* _EXERCISE_
Will you write out the data exactly, excluding every picture?

* _DATASET RECORDS_
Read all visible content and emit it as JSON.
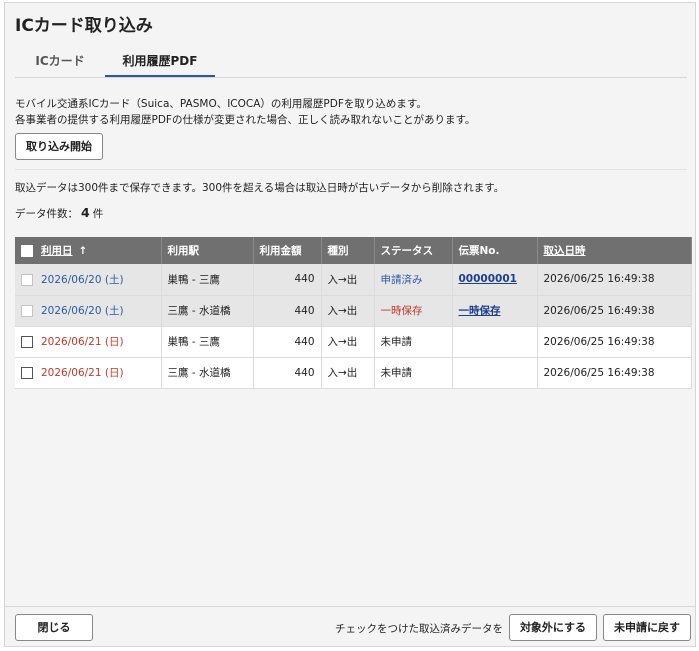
{
  "title": "ICカード取り込み",
  "tabs": [
    {
      "label": "ICカード"
    },
    {
      "label": "利用履歴PDF"
    }
  ],
  "description": {
    "line1": "モバイル交通系ICカード（Suica、PASMO、ICOCA）の利用履歴PDFを取り込めます。",
    "line2": "各事業者の提供する利用履歴PDFの仕様が変更された場合、正しく読み取れないことがあります。"
  },
  "import_button": "取り込み開始",
  "info_text": "取込データは300件まで保存できます。300件を超える場合は取込日時が古いデータから削除されます。",
  "count": {
    "label": "データ件数：",
    "value": "4",
    "unit": "件"
  },
  "table": {
    "headers": {
      "date": "利用日",
      "sort_icon": "↑",
      "station": "利用駅",
      "amount": "利用金額",
      "type": "種別",
      "status": "ステータス",
      "slip": "伝票No.",
      "imported_at": "取込日時"
    },
    "rows": [
      {
        "date": "2026/06/20 (土)",
        "station": "巣鴨 - 三鷹",
        "amount": "440",
        "type": "入→出",
        "status": "申請済み",
        "slip": "00000001",
        "imported_at": "2026/06/25 16:49:38"
      },
      {
        "date": "2026/06/20 (土)",
        "station": "三鷹 - 水道橋",
        "amount": "440",
        "type": "入→出",
        "status": "一時保存",
        "slip": "一時保存",
        "imported_at": "2026/06/25 16:49:38"
      },
      {
        "date": "2026/06/21 (日)",
        "station": "巣鴨 - 三鷹",
        "amount": "440",
        "type": "入→出",
        "status": "未申請",
        "slip": "",
        "imported_at": "2026/06/25 16:49:38"
      },
      {
        "date": "2026/06/21 (日)",
        "station": "三鷹 - 水道橋",
        "amount": "440",
        "type": "入→出",
        "status": "未申請",
        "slip": "",
        "imported_at": "2026/06/25 16:49:38"
      }
    ]
  },
  "footer": {
    "close": "閉じる",
    "text": "チェックをつけた取込済みデータを",
    "exclude": "対象外にする",
    "revert": "未申請に戻す"
  },
  "colors": {
    "accent": "#2a58a6",
    "header_bg": "#707070",
    "weekend_red": "#c0392b",
    "weekday_blue": "#2a5aa8"
  }
}
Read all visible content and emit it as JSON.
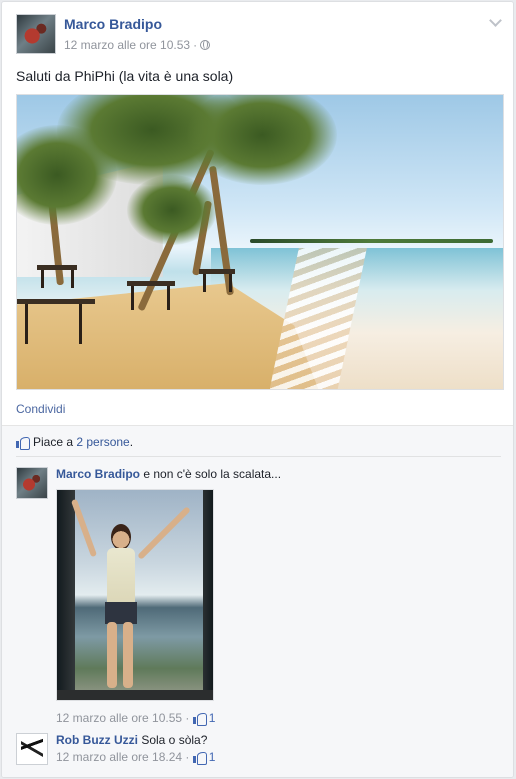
{
  "post": {
    "author": "Marco Bradipo",
    "timestamp": "12 marzo alle ore 10.53",
    "separator": "·",
    "privacy_icon": "globe-icon",
    "text": "Saluti da PhiPhi (la vita è una sola)",
    "share_label": "Condividi"
  },
  "likes": {
    "prefix": "Piace a ",
    "link": "2 persone",
    "suffix": "."
  },
  "comments": [
    {
      "author": "Marco Bradipo",
      "text": " e non c'è solo la scalata...",
      "timestamp": "12 marzo alle ore 10.55",
      "like_count": "1"
    },
    {
      "author": "Rob Buzz Uzzi",
      "text": " Sola o sòla?",
      "timestamp": "12 marzo alle ore 18.24",
      "like_count": "1"
    }
  ],
  "colors": {
    "link": "#365899",
    "meta": "#90949c",
    "background": "#e9ebee"
  }
}
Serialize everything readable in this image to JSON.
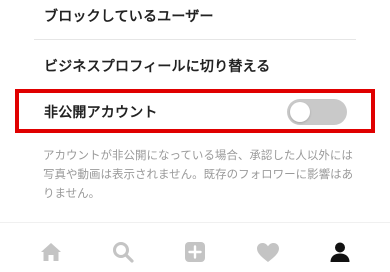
{
  "settings": {
    "blocked_users_label": "ブロックしているユーザー",
    "switch_business_label": "ビジネスプロフィールに切り替える",
    "private_account": {
      "label": "非公開アカウント",
      "enabled": false
    },
    "private_account_description": "アカウントが非公開になっている場合、承認した人以外には写真や動画は表示されません。既存のフォロワーに影響はありません。"
  },
  "tab_bar": {
    "icons": [
      "home-icon",
      "search-icon",
      "add-post-icon",
      "heart-icon",
      "profile-icon"
    ],
    "active_tab": "profile"
  },
  "colors": {
    "highlight_border": "#e00000",
    "toggle_off": "#c9c9c9",
    "text_primary": "#222222",
    "text_secondary": "#9a9a9a",
    "tab_inactive": "#c4c4c4",
    "tab_active": "#111111"
  }
}
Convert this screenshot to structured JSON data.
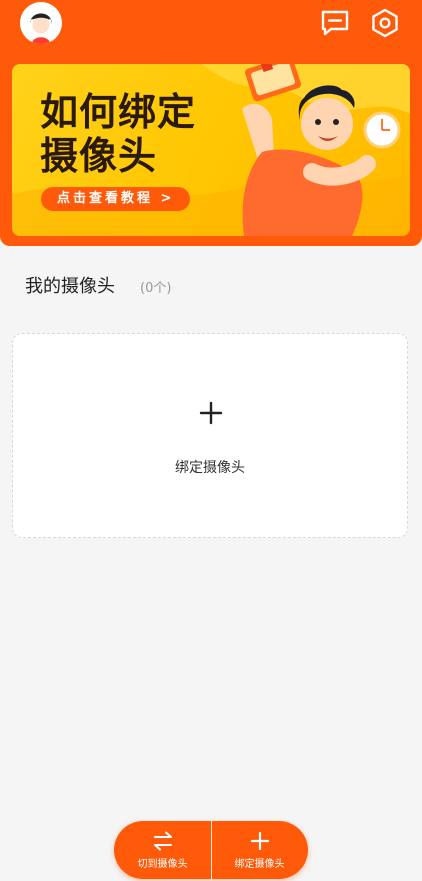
{
  "header": {
    "avatar_name": "avatar",
    "icons": [
      "message-icon",
      "settings-hex-icon"
    ]
  },
  "banner": {
    "title": "如何绑定摄像头",
    "cta": "点击查看教程 >"
  },
  "section": {
    "title": "我的摄像头",
    "count": "(0个)"
  },
  "bind_card": {
    "plus_icon": "plus-icon",
    "label": "绑定摄像头"
  },
  "bottom_bar": {
    "switch_label": "切到摄像头",
    "bind_label": "绑定摄像头"
  },
  "colors": {
    "accent": "#ff5a0a",
    "banner_yellow": "#ffc500",
    "text_dark": "#222222",
    "muted": "#999999"
  }
}
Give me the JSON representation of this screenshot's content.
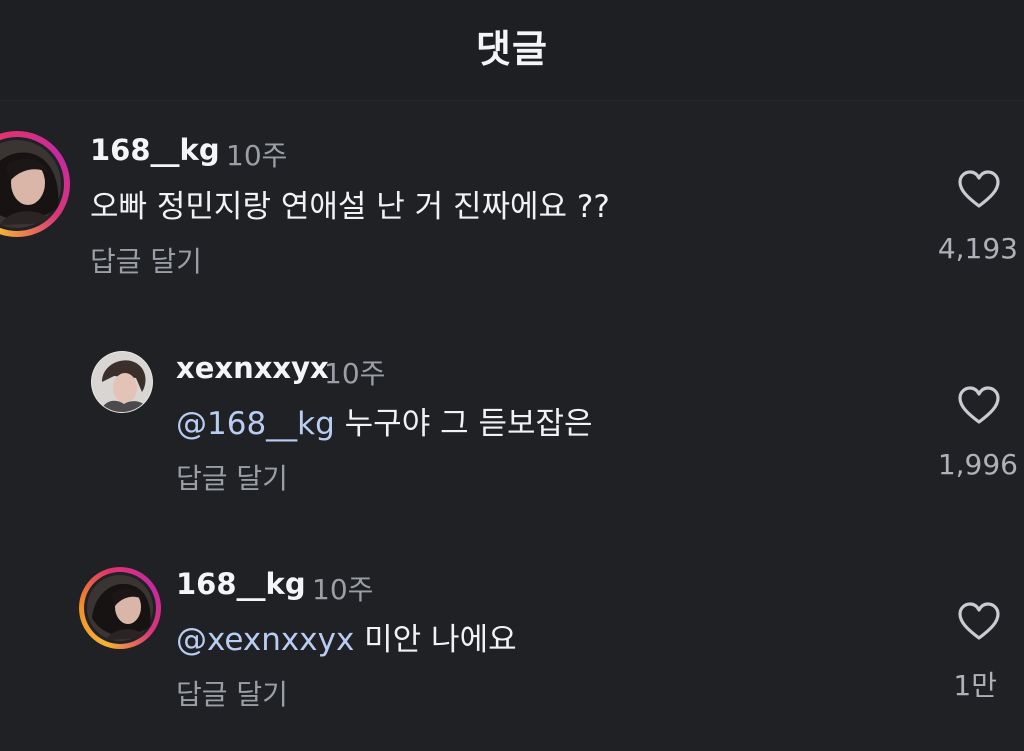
{
  "header": {
    "title": "댓글"
  },
  "comments": [
    {
      "username": "168__kg",
      "time": "10주",
      "mention": "",
      "text": "오빠 정민지랑 연애설 난 거 진짜에요 ??",
      "reply_label": "답글 달기",
      "likes": "4,193",
      "story_ring": true
    },
    {
      "username": "xexnxxyx",
      "time": "10주",
      "mention": "@168__kg",
      "text": " 누구야 그 듣보잡은",
      "reply_label": "답글 달기",
      "likes": "1,996",
      "story_ring": false
    },
    {
      "username": "168__kg",
      "time": "10주",
      "mention": "@xexnxxyx",
      "text": " 미안 나에요",
      "reply_label": "답글 달기",
      "likes": "1만",
      "story_ring": true
    }
  ],
  "colors": {
    "background": "#1f2125",
    "text": "#f1f2f4",
    "secondary_text": "#9b9ea5",
    "mention": "#b9cdf2"
  }
}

* _SOLUTION BELOW_
Read all visible content and emit it as JSON.
{
  "title": "ICカード取り込み",
  "tabs": [
    {
      "label": "ICカード"
    },
    {
      "label": "利用履歴PDF"
    }
  ],
  "description": {
    "line1": "モバイル交通系ICカード（Suica、PASMO、ICOCA）の利用履歴PDFを取り込めます。",
    "line2": "各事業者の提供する利用履歴PDFの仕様が変更された場合、正しく読み取れないことがあります。"
  },
  "import_button": "取り込み開始",
  "info_text": "取込データは300件まで保存できます。300件を超える場合は取込日時が古いデータから削除されます。",
  "count": {
    "label": "データ件数：",
    "value": "4",
    "unit": "件"
  },
  "table": {
    "headers": {
      "date": "利用日",
      "sort_icon": "↑",
      "station": "利用駅",
      "amount": "利用金額",
      "type": "種別",
      "status": "ステータス",
      "slip": "伝票No.",
      "imported_at": "取込日時"
    },
    "rows": [
      {
        "date": "2026/06/20 (土)",
        "station": "巣鴨 - 三鷹",
        "amount": "440",
        "type": "入→出",
        "status": "申請済み",
        "slip": "00000001",
        "imported_at": "2026/06/25 16:49:38"
      },
      {
        "date": "2026/06/20 (土)",
        "station": "三鷹 - 水道橋",
        "amount": "440",
        "type": "入→出",
        "status": "一時保存",
        "slip": "一時保存",
        "imported_at": "2026/06/25 16:49:38"
      },
      {
        "date": "2026/06/21 (日)",
        "station": "巣鴨 - 三鷹",
        "amount": "440",
        "type": "入→出",
        "status": "未申請",
        "slip": "",
        "imported_at": "2026/06/25 16:49:38"
      },
      {
        "date": "2026/06/21 (日)",
        "station": "三鷹 - 水道橋",
        "amount": "440",
        "type": "入→出",
        "status": "未申請",
        "slip": "",
        "imported_at": "2026/06/25 16:49:38"
      }
    ]
  },
  "footer": {
    "close": "閉じる",
    "text": "チェックをつけた取込済みデータを",
    "exclude": "対象外にする",
    "revert": "未申請に戻す"
  },
  "colors": {
    "accent": "#2a58a6",
    "header_bg": "#707070",
    "weekend_red": "#c0392b",
    "weekday_blue": "#2a5aa8"
  }
}
Read all visible content and emit it as JSON.
{
  "post": {
    "author": "Marco Bradipo",
    "timestamp": "12 marzo alle ore 10.53",
    "separator": "·",
    "privacy_icon": "globe-icon",
    "text": "Saluti da PhiPhi (la vita è una sola)",
    "share_label": "Condividi"
  },
  "likes": {
    "prefix": "Piace a ",
    "link": "2 persone",
    "suffix": "."
  },
  "comments": [
    {
      "author": "Marco Bradipo",
      "text": " e non c'è solo la scalata...",
      "timestamp": "12 marzo alle ore 10.55",
      "like_count": "1"
    },
    {
      "author": "Rob Buzz Uzzi",
      "text": " Sola o sòla?",
      "timestamp": "12 marzo alle ore 18.24",
      "like_count": "1"
    }
  ],
  "colors": {
    "link": "#365899",
    "meta": "#90949c",
    "background": "#e9ebee"
  }
}
Serialize everything readable in this image to JSON.
{
  "settings": {
    "blocked_users_label": "ブロックしているユーザー",
    "switch_business_label": "ビジネスプロフィールに切り替える",
    "private_account": {
      "label": "非公開アカウント",
      "enabled": false
    },
    "private_account_description": "アカウントが非公開になっている場合、承認した人以外には写真や動画は表示されません。既存のフォロワーに影響はありません。"
  },
  "tab_bar": {
    "icons": [
      "home-icon",
      "search-icon",
      "add-post-icon",
      "heart-icon",
      "profile-icon"
    ],
    "active_tab": "profile"
  },
  "colors": {
    "highlight_border": "#e00000",
    "toggle_off": "#c9c9c9",
    "text_primary": "#222222",
    "text_secondary": "#9a9a9a",
    "tab_inactive": "#c4c4c4",
    "tab_active": "#111111"
  }
}
Convert this screenshot to structured JSON data.
{
  "header": {
    "avatar_name": "avatar",
    "icons": [
      "message-icon",
      "settings-hex-icon"
    ]
  },
  "banner": {
    "title": "如何绑定摄像头",
    "cta": "点击查看教程 >"
  },
  "section": {
    "title": "我的摄像头",
    "count": "(0个)"
  },
  "bind_card": {
    "plus_icon": "plus-icon",
    "label": "绑定摄像头"
  },
  "bottom_bar": {
    "switch_label": "切到摄像头",
    "bind_label": "绑定摄像头"
  },
  "colors": {
    "accent": "#ff5a0a",
    "banner_yellow": "#ffc500",
    "text_dark": "#222222",
    "muted": "#999999"
  }
}
Give me the JSON representation of this screenshot's content.
{
  "header": {
    "title": "댓글"
  },
  "comments": [
    {
      "username": "168__kg",
      "time": "10주",
      "mention": "",
      "text": "오빠 정민지랑 연애설 난 거 진짜에요 ??",
      "reply_label": "답글 달기",
      "likes": "4,193",
      "story_ring": true
    },
    {
      "username": "xexnxxyx",
      "time": "10주",
      "mention": "@168__kg",
      "text": " 누구야 그 듣보잡은",
      "reply_label": "답글 달기",
      "likes": "1,996",
      "story_ring": false
    },
    {
      "username": "168__kg",
      "time": "10주",
      "mention": "@xexnxxyx",
      "text": " 미안 나에요",
      "reply_label": "답글 달기",
      "likes": "1만",
      "story_ring": true
    }
  ],
  "colors": {
    "background": "#1f2125",
    "text": "#f1f2f4",
    "secondary_text": "#9b9ea5",
    "mention": "#b9cdf2"
  }
}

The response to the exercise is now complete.